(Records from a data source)

>> BEGIN

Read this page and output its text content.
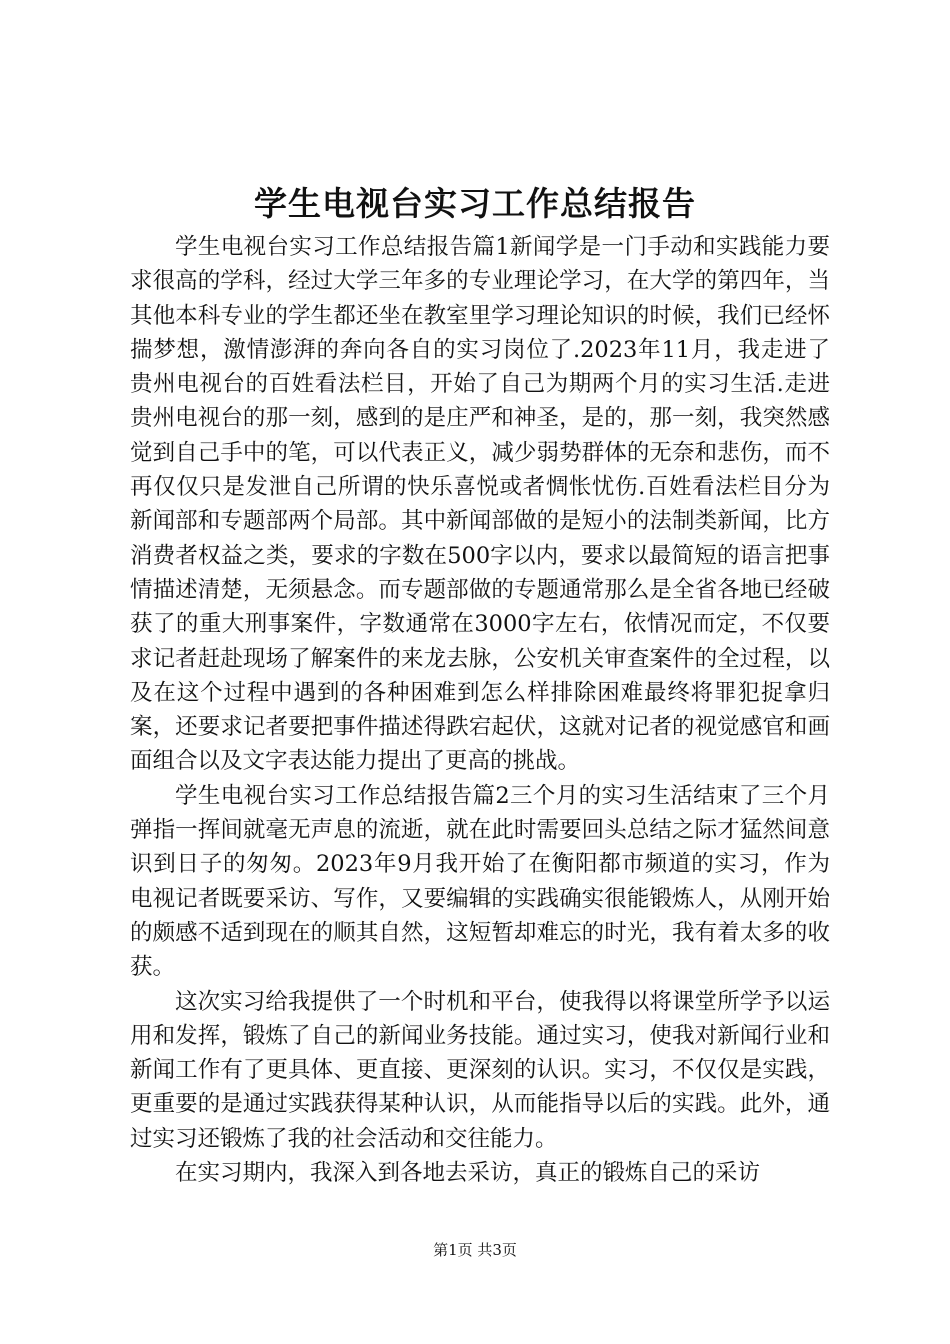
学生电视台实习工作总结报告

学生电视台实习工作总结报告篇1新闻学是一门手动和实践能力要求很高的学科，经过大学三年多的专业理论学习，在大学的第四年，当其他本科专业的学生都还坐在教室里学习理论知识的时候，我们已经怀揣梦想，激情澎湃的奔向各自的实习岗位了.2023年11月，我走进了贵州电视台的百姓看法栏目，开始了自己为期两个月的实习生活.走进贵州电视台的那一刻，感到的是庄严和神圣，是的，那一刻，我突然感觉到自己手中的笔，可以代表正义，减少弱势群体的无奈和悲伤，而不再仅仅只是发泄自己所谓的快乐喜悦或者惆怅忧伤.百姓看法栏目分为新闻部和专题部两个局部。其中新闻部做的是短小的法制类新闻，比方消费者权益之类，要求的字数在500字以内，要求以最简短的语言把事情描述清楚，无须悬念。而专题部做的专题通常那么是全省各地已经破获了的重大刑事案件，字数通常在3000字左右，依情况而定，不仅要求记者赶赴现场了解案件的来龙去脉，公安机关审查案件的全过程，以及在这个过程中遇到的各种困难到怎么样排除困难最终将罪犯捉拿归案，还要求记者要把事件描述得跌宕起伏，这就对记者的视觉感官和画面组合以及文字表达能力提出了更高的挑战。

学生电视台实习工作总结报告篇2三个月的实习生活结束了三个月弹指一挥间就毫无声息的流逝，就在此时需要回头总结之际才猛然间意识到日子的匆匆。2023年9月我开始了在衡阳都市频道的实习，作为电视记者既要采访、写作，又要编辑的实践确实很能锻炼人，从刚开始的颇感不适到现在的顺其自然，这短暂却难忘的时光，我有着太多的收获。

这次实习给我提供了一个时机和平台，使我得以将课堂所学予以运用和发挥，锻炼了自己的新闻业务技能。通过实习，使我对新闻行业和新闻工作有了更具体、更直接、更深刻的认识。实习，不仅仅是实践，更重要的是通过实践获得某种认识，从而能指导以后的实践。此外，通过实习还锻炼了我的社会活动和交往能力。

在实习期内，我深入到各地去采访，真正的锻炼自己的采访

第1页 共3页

>> END

Problem statement
Output the material word for word, omitting its pictures.

Exercise result
Read this page and output its text content.
学生电视台实习工作总结报告

学生电视台实习工作总结报告篇1新闻学是一门手动和实践能力要求很高的学科，经过大学三年多的专业理论学习，在大学的第四年，当其他本科专业的学生都还坐在教室里学习理论知识的时候，我们已经怀揣梦想，激情澎湃的奔向各自的实习岗位了.2023年11月，我走进了贵州电视台的百姓看法栏目，开始了自己为期两个月的实习生活.走进贵州电视台的那一刻，感到的是庄严和神圣，是的，那一刻，我突然感觉到自己手中的笔，可以代表正义，减少弱势群体的无奈和悲伤，而不再仅仅只是发泄自己所谓的快乐喜悦或者惆怅忧伤.百姓看法栏目分为新闻部和专题部两个局部。其中新闻部做的是短小的法制类新闻，比方消费者权益之类，要求的字数在500字以内，要求以最简短的语言把事情描述清楚，无须悬念。而专题部做的专题通常那么是全省各地已经破获了的重大刑事案件，字数通常在3000字左右，依情况而定，不仅要求记者赶赴现场了解案件的来龙去脉，公安机关审查案件的全过程，以及在这个过程中遇到的各种困难到怎么样排除困难最终将罪犯捉拿归案，还要求记者要把事件描述得跌宕起伏，这就对记者的视觉感官和画面组合以及文字表达能力提出了更高的挑战。

学生电视台实习工作总结报告篇2三个月的实习生活结束了三个月弹指一挥间就毫无声息的流逝，就在此时需要回头总结之际才猛然间意识到日子的匆匆。2023年9月我开始了在衡阳都市频道的实习，作为电视记者既要采访、写作，又要编辑的实践确实很能锻炼人，从刚开始的颇感不适到现在的顺其自然，这短暂却难忘的时光，我有着太多的收获。

这次实习给我提供了一个时机和平台，使我得以将课堂所学予以运用和发挥，锻炼了自己的新闻业务技能。通过实习，使我对新闻行业和新闻工作有了更具体、更直接、更深刻的认识。实习，不仅仅是实践，更重要的是通过实践获得某种认识，从而能指导以后的实践。此外，通过实习还锻炼了我的社会活动和交往能力。

在实习期内，我深入到各地去采访，真正的锻炼自己的采访

第1页 共3页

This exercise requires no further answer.